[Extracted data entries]
►

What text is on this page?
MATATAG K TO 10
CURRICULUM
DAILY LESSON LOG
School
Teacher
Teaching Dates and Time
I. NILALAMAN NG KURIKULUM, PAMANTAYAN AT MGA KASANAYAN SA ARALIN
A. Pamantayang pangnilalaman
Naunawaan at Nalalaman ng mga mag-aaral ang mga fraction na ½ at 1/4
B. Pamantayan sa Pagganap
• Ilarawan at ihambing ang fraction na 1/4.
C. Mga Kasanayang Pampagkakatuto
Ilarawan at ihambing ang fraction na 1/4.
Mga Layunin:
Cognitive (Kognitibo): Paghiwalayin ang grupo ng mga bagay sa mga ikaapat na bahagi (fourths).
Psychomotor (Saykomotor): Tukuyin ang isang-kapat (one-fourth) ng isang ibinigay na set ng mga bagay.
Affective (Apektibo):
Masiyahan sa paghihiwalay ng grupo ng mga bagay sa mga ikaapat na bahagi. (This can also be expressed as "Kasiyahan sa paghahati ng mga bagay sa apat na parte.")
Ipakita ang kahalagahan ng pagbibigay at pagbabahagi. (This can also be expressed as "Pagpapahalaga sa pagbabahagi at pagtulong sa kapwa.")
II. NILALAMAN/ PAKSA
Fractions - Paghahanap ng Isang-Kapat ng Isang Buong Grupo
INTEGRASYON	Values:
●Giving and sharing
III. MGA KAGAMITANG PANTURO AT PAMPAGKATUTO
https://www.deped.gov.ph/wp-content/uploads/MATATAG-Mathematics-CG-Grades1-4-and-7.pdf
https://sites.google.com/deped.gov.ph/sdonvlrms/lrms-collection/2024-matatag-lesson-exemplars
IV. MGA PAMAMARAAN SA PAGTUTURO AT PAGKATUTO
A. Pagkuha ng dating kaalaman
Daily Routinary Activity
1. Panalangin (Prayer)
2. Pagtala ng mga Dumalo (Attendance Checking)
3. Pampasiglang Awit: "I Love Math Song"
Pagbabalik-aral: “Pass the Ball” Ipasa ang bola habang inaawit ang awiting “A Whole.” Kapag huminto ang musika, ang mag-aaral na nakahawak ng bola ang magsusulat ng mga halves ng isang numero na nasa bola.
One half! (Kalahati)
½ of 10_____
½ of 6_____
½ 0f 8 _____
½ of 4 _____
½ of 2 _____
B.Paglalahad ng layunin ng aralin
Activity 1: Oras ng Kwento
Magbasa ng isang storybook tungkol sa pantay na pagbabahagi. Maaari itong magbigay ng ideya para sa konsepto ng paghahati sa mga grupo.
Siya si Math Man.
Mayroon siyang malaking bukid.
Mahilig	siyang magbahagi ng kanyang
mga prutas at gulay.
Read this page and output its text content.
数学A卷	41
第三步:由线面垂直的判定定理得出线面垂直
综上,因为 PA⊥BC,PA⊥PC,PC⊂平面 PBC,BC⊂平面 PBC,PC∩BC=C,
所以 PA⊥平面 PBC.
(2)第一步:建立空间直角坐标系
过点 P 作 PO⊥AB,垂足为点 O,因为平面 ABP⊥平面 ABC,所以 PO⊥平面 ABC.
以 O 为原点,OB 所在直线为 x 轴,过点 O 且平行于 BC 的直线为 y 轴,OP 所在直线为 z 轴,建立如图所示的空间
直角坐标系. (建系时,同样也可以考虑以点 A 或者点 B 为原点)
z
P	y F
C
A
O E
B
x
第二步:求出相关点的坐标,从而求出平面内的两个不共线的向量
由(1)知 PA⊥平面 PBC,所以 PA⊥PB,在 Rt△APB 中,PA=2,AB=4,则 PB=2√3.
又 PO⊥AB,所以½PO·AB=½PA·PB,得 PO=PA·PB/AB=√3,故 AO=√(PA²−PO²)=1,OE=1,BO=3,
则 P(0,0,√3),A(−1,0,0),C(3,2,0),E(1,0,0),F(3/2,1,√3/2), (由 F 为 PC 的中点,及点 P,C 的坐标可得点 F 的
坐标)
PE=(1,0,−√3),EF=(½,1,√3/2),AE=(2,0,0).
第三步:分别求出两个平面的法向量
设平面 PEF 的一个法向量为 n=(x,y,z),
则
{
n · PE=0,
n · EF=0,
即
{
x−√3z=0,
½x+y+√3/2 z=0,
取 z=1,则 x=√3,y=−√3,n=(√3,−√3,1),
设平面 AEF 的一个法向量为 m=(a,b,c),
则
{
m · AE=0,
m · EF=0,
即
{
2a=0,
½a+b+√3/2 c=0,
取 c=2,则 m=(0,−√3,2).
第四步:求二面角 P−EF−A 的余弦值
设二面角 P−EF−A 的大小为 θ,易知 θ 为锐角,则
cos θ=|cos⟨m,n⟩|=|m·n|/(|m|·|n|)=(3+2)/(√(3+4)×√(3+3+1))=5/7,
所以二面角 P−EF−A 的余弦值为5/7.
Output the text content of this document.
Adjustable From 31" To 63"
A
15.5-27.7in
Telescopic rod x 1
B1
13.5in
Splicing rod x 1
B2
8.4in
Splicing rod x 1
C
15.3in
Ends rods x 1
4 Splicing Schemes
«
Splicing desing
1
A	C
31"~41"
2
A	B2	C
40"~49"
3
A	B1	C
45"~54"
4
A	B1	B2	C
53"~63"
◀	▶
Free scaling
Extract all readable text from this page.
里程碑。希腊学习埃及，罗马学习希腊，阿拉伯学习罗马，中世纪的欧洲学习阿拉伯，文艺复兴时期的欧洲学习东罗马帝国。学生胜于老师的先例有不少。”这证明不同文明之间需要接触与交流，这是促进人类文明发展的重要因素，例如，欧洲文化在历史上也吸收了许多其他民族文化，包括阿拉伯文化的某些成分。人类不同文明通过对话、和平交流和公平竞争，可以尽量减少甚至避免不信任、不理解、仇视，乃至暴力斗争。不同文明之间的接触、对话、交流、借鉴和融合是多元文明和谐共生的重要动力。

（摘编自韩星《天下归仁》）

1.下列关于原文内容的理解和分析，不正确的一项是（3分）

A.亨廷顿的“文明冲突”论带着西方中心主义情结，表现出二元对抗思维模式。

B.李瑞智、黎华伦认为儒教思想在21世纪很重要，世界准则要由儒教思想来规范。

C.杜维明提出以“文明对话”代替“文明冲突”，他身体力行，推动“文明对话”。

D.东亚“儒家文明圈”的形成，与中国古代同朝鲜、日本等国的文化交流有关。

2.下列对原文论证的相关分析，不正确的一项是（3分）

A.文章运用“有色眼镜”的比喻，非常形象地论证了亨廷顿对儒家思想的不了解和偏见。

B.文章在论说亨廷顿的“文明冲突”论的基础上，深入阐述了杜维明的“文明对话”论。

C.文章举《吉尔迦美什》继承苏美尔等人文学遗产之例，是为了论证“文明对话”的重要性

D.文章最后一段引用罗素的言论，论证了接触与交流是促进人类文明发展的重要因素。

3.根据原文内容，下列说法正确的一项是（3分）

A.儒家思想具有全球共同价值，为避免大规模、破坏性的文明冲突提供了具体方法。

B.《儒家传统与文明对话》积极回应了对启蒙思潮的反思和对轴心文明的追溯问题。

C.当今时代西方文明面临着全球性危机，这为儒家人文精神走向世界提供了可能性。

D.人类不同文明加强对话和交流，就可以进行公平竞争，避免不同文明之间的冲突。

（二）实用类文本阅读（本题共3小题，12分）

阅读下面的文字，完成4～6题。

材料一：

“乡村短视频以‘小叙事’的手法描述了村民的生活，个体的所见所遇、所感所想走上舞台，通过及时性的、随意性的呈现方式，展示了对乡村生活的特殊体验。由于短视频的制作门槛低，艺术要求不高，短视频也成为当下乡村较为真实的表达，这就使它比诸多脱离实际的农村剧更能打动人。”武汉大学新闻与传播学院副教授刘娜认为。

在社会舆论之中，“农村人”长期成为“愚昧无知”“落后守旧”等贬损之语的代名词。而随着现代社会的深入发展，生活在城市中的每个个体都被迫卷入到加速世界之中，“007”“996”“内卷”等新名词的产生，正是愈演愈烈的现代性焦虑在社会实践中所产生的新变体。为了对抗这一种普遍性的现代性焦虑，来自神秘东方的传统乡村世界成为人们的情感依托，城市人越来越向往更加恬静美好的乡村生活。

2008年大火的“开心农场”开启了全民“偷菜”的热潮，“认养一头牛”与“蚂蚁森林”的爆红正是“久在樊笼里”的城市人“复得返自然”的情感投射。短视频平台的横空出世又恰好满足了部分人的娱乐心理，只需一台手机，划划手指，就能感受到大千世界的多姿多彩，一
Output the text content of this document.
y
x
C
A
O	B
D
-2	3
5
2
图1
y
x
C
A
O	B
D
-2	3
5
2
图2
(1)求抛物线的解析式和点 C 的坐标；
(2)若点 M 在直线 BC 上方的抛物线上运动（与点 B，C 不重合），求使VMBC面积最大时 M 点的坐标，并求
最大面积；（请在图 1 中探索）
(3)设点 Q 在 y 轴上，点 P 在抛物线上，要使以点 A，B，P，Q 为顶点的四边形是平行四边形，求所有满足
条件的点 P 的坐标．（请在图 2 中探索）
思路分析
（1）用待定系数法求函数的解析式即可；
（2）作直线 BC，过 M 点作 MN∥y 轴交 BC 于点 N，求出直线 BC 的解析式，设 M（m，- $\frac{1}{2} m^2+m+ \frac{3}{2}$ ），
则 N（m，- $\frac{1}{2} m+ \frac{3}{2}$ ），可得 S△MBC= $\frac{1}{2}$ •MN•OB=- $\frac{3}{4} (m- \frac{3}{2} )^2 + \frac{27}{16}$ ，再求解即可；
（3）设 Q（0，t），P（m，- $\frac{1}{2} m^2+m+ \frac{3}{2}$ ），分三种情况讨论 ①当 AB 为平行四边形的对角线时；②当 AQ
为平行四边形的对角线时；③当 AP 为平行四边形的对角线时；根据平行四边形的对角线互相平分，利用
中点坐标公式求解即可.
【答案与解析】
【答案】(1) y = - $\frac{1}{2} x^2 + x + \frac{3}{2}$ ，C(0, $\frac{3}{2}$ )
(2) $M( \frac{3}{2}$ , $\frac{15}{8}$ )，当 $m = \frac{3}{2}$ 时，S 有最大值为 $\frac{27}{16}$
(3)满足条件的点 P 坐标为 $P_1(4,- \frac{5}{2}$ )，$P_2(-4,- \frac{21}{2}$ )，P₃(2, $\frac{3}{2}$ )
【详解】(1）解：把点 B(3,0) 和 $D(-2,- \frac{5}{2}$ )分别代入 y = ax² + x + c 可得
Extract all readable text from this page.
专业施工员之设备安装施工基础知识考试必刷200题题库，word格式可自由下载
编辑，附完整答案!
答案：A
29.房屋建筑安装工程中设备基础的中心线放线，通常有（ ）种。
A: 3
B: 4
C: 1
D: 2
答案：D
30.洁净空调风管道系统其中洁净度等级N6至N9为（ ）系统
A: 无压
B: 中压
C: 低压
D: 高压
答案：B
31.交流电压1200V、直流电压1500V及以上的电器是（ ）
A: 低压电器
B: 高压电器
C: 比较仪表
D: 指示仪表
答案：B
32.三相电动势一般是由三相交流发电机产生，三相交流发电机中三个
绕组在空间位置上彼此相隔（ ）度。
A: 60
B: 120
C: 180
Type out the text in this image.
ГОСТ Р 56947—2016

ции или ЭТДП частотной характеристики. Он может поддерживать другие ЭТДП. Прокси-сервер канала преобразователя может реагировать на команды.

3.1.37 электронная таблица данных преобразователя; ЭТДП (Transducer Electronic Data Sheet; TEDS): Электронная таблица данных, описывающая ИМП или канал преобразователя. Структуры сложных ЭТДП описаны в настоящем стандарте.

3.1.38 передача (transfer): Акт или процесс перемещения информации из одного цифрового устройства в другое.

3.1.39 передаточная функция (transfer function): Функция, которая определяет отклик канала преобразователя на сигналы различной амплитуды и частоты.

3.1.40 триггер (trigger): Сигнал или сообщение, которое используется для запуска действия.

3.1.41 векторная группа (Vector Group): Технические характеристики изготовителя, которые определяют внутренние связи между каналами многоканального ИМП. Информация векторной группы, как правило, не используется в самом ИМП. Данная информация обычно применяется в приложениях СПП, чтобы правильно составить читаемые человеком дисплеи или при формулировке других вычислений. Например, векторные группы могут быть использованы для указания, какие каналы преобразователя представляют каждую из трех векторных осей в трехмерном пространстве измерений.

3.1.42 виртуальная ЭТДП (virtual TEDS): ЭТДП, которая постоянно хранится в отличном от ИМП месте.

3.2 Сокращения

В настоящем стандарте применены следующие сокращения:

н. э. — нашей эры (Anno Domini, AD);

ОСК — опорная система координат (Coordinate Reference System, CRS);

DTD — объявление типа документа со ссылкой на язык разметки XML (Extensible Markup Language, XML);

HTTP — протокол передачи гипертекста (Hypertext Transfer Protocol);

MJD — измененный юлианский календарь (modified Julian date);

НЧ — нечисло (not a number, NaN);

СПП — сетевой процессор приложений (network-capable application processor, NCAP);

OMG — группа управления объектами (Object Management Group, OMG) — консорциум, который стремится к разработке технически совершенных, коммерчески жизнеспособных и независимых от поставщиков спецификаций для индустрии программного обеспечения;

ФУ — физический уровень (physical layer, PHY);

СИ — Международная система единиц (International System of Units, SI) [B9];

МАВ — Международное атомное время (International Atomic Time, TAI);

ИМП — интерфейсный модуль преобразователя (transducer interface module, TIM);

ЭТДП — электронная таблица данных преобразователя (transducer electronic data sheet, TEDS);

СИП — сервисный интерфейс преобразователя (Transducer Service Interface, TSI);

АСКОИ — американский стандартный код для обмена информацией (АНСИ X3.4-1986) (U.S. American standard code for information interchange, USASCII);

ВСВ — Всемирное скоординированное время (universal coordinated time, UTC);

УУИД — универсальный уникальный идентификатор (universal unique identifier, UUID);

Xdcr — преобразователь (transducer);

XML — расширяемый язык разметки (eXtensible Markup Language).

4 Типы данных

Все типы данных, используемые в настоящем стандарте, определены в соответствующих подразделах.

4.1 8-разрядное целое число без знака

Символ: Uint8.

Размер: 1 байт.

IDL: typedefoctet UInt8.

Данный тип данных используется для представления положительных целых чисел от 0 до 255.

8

◄

- **Given task**: Write down the number of lines where the word "настоящем" appears, and nothing further.

- **The response**: 3